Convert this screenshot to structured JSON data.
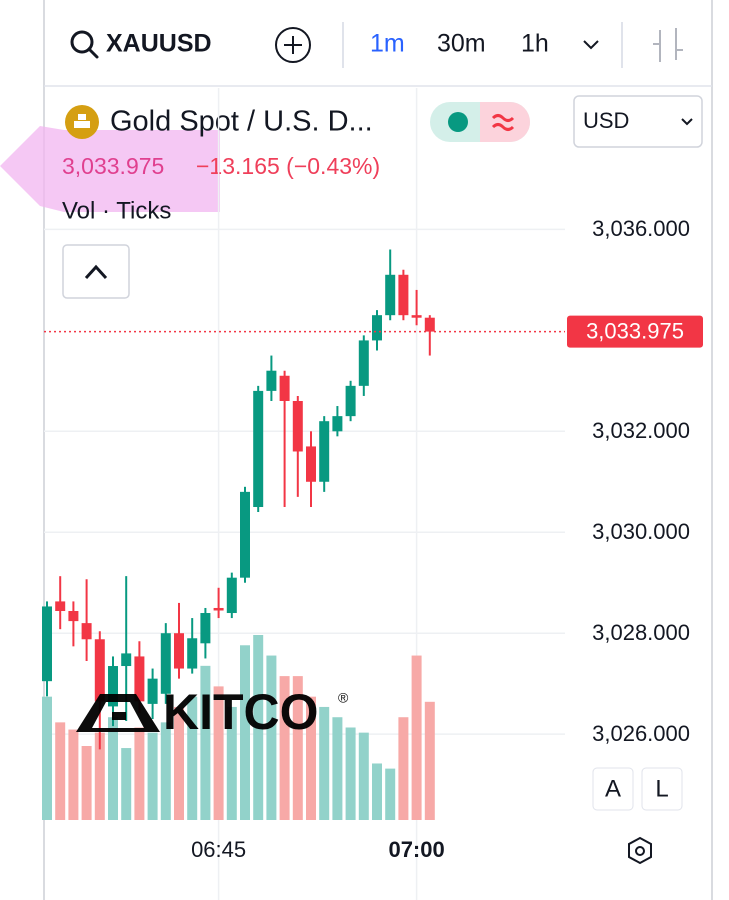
{
  "toolbar": {
    "symbol": "XAUUSD",
    "intervals": [
      "1m",
      "30m",
      "1h"
    ]
  },
  "header": {
    "title": "Gold Spot / U.S. D...",
    "currency": "USD",
    "price": "3,033.975",
    "change": "−13.165 (−0.43%)",
    "indicator": "Vol · Ticks"
  },
  "watermark": {
    "text": "KITCO",
    "mark": "®"
  },
  "buttons": {
    "auto": "A",
    "log": "L"
  },
  "chart_data": {
    "type": "candlestick",
    "categories": [
      null,
      null,
      null,
      null,
      null,
      null,
      null,
      null,
      null,
      null,
      null,
      null,
      null,
      "06:45",
      null,
      null,
      null,
      null,
      null,
      null,
      null,
      null,
      null,
      null,
      null,
      null,
      null,
      null,
      "07:00",
      null
    ],
    "open": [
      3027.05,
      3028.63,
      3028.44,
      3028.2,
      3027.88,
      3026.55,
      3027.35,
      3027.54,
      3026.6,
      3026.8,
      3028.0,
      3027.3,
      3027.8,
      3028.5,
      3028.4,
      3029.1,
      3030.5,
      3032.8,
      3033.1,
      3032.6,
      3031.7,
      3031.0,
      3032.0,
      3032.3,
      3032.9,
      3033.8,
      3034.3,
      3035.1,
      3034.3,
      3034.25
    ],
    "high": [
      3028.63,
      3029.13,
      3028.63,
      3029.07,
      3028.04,
      3027.54,
      3029.13,
      3027.84,
      3027.3,
      3028.2,
      3028.6,
      3028.3,
      3028.5,
      3028.9,
      3029.2,
      3030.9,
      3032.9,
      3033.5,
      3033.2,
      3032.7,
      3032.0,
      3032.3,
      3032.5,
      3033.0,
      3033.9,
      3034.4,
      3035.6,
      3035.2,
      3034.8,
      3034.3
    ],
    "low": [
      3026.75,
      3028.08,
      3027.74,
      3027.45,
      3025.7,
      3026.16,
      3026.26,
      3026.42,
      3026.3,
      3026.6,
      3027.1,
      3027.2,
      3027.5,
      3028.3,
      3028.3,
      3029.0,
      3030.4,
      3032.6,
      3030.5,
      3030.7,
      3030.5,
      3030.8,
      3031.9,
      3032.2,
      3032.7,
      3033.6,
      3034.2,
      3034.2,
      3034.1,
      3033.5
    ],
    "close": [
      3028.53,
      3028.44,
      3028.24,
      3027.88,
      3026.65,
      3027.35,
      3027.6,
      3026.65,
      3027.1,
      3028.0,
      3027.3,
      3027.9,
      3028.4,
      3028.45,
      3029.1,
      3030.8,
      3032.8,
      3033.2,
      3032.6,
      3031.6,
      3031.0,
      3032.2,
      3032.3,
      3032.9,
      3033.8,
      3034.3,
      3035.1,
      3034.3,
      3034.25,
      3033.975
    ],
    "volume": [
      120,
      95,
      88,
      72,
      85,
      100,
      70,
      90,
      85,
      95,
      110,
      120,
      150,
      130,
      110,
      170,
      180,
      160,
      140,
      140,
      120,
      110,
      100,
      90,
      85,
      55,
      50,
      100,
      160,
      115
    ],
    "up_color": "#089981",
    "down_color": "#f23645",
    "up_volume_color": "#92d2ca",
    "down_volume_color": "#f7a9a7",
    "ylim": [
      3024.3,
      3038.8
    ],
    "yticks": [
      {
        "value": 3036,
        "label": "3,036.000"
      },
      {
        "value": 3032,
        "label": "3,032.000"
      },
      {
        "value": 3030,
        "label": "3,030.000"
      },
      {
        "value": 3028,
        "label": "3,028.000"
      },
      {
        "value": 3026,
        "label": "3,026.000"
      }
    ],
    "price_line": {
      "value": 3033.975,
      "label": "3,033.975"
    },
    "grid": true
  }
}
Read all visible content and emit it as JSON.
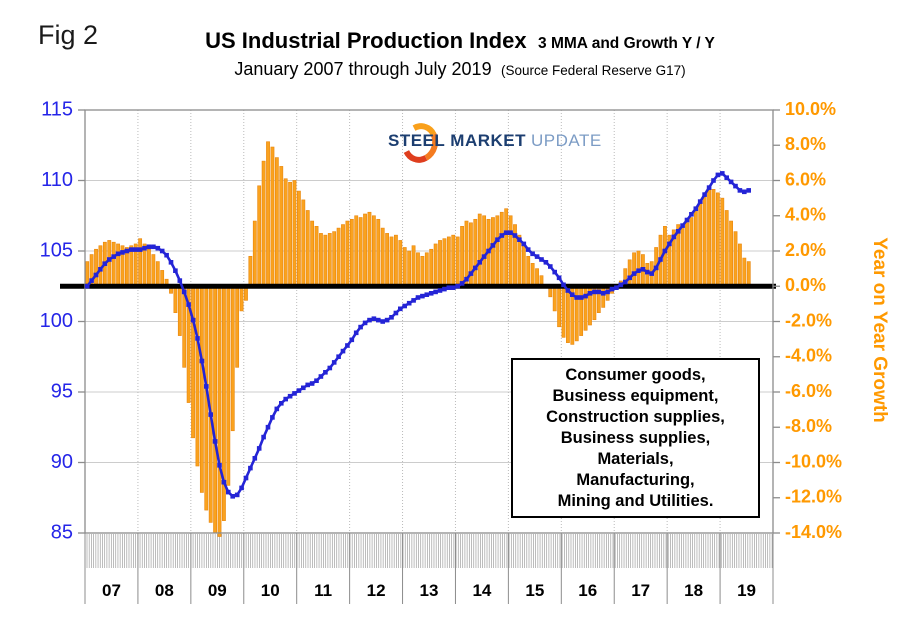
{
  "fig_label": "Fig 2",
  "title": "US Industrial Production Index",
  "title_suffix": "3 MMA and Growth Y / Y",
  "subtitle": "January 2007 through July 2019",
  "subtitle_source": "(Source Federal Reserve G17)",
  "logo": {
    "steel": "STEEL",
    "market": "MARKET",
    "update": "UPDATE"
  },
  "annotation_box": {
    "lines": [
      "Consumer goods,",
      "Business equipment,",
      "Construction supplies,",
      "Business supplies,",
      "Materials,",
      "Manufacturing,",
      "Mining and Utilities."
    ]
  },
  "colors": {
    "blue_label": "#2525E8",
    "line": "#2424D6",
    "orange_label": "#FF9900",
    "bar_fill": "#FAA21E",
    "bar_stroke": "#E8860D",
    "grid": "#CCCCCC",
    "grid_dotted": "#BBBBBB",
    "axis": "#8C8C8C",
    "zero_line": "#000000"
  },
  "chart_data": {
    "type": "combo",
    "frequency": "monthly",
    "x_start": "2007-01",
    "x_end": "2019-07",
    "x_year_labels": [
      "07",
      "08",
      "09",
      "10",
      "11",
      "12",
      "13",
      "14",
      "15",
      "16",
      "17",
      "18",
      "19"
    ],
    "grid": true,
    "left_axis": {
      "min": 85,
      "max": 115,
      "ticks": [
        115,
        110,
        105,
        100,
        95,
        90,
        85
      ]
    },
    "right_axis": {
      "min": -14,
      "max": 10,
      "title": "Year on Year Growth",
      "tick_labels": [
        "10.0%",
        "8.0%",
        "6.0%",
        "4.0%",
        "2.0%",
        "0.0%",
        "-2.0%",
        "-4.0%",
        "-6.0%",
        "-8.0%",
        "-10.0%",
        "-12.0%",
        "-14.0%"
      ]
    },
    "zero_line_value": 0,
    "series": [
      {
        "name": "US Industrial Production Index 3 MMA",
        "type": "line",
        "axis": "left",
        "values": [
          102.5,
          102.9,
          103.3,
          103.7,
          104.1,
          104.4,
          104.6,
          104.8,
          104.9,
          105.0,
          105.1,
          105.1,
          105.1,
          105.2,
          105.3,
          105.3,
          105.2,
          105.0,
          104.7,
          104.2,
          103.6,
          102.9,
          102.1,
          101.2,
          100.1,
          98.8,
          97.2,
          95.4,
          93.4,
          91.5,
          89.8,
          88.6,
          87.9,
          87.6,
          87.7,
          88.2,
          88.9,
          89.6,
          90.3,
          91.0,
          91.8,
          92.5,
          93.2,
          93.8,
          94.2,
          94.5,
          94.7,
          94.9,
          95.1,
          95.3,
          95.5,
          95.6,
          95.8,
          96.1,
          96.4,
          96.7,
          97.1,
          97.5,
          97.9,
          98.3,
          98.7,
          99.2,
          99.6,
          99.9,
          100.1,
          100.2,
          100.1,
          100.0,
          100.1,
          100.3,
          100.6,
          100.9,
          101.1,
          101.3,
          101.5,
          101.7,
          101.8,
          101.9,
          102.0,
          102.1,
          102.2,
          102.3,
          102.4,
          102.4,
          102.5,
          102.7,
          103.0,
          103.4,
          103.8,
          104.2,
          104.6,
          105.0,
          105.4,
          105.8,
          106.1,
          106.3,
          106.3,
          106.1,
          105.8,
          105.5,
          105.1,
          104.8,
          104.6,
          104.4,
          104.2,
          103.9,
          103.5,
          103.1,
          102.6,
          102.2,
          101.9,
          101.7,
          101.7,
          101.8,
          102.0,
          102.1,
          102.1,
          102.0,
          102.1,
          102.3,
          102.4,
          102.6,
          102.8,
          103.1,
          103.4,
          103.6,
          103.7,
          103.5,
          103.4,
          103.8,
          104.4,
          105.0,
          105.5,
          106.0,
          106.4,
          106.8,
          107.2,
          107.6,
          108.0,
          108.5,
          109.0,
          109.5,
          110.0,
          110.4,
          110.5,
          110.2,
          109.9,
          109.6,
          109.3,
          109.2,
          109.3
        ]
      },
      {
        "name": "Growth Y / Y (%)",
        "type": "bar",
        "axis": "right",
        "values": [
          1.4,
          1.8,
          2.1,
          2.3,
          2.5,
          2.6,
          2.5,
          2.4,
          2.3,
          2.2,
          2.3,
          2.4,
          2.7,
          2.4,
          2.1,
          1.8,
          1.4,
          0.9,
          0.4,
          -0.4,
          -1.5,
          -2.8,
          -4.6,
          -6.6,
          -8.6,
          -10.2,
          -11.7,
          -12.7,
          -13.4,
          -14.0,
          -14.2,
          -13.3,
          -11.3,
          -8.2,
          -4.6,
          -1.4,
          -0.8,
          1.7,
          3.7,
          5.7,
          7.1,
          8.2,
          7.9,
          7.3,
          6.8,
          6.1,
          5.9,
          6.0,
          5.4,
          4.9,
          4.3,
          3.7,
          3.4,
          3.0,
          2.9,
          3.0,
          3.1,
          3.3,
          3.5,
          3.7,
          3.8,
          4.0,
          3.9,
          4.1,
          4.2,
          4.0,
          3.8,
          3.3,
          3.0,
          2.8,
          2.9,
          2.6,
          2.2,
          2.0,
          2.3,
          1.9,
          1.7,
          1.9,
          2.1,
          2.4,
          2.6,
          2.7,
          2.8,
          2.9,
          2.8,
          3.4,
          3.7,
          3.6,
          3.8,
          4.1,
          4.0,
          3.8,
          3.9,
          4.0,
          4.2,
          4.4,
          4.0,
          3.5,
          2.9,
          2.3,
          1.7,
          1.3,
          1.0,
          0.6,
          0.1,
          -0.6,
          -1.4,
          -2.3,
          -2.9,
          -3.2,
          -3.3,
          -3.1,
          -2.8,
          -2.5,
          -2.2,
          -1.9,
          -1.5,
          -1.2,
          -0.8,
          -0.4,
          0.1,
          0.3,
          1.0,
          1.5,
          1.9,
          2.0,
          1.8,
          1.3,
          1.4,
          2.2,
          2.9,
          3.4,
          2.9,
          3.2,
          3.5,
          3.4,
          3.6,
          3.9,
          4.3,
          4.7,
          5.2,
          5.6,
          5.5,
          5.3,
          5.0,
          4.3,
          3.7,
          3.1,
          2.4,
          1.6,
          1.4
        ]
      }
    ]
  }
}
□ □ □ □
Find how many lines in the listing contain the word "Business" and give that count alone.

2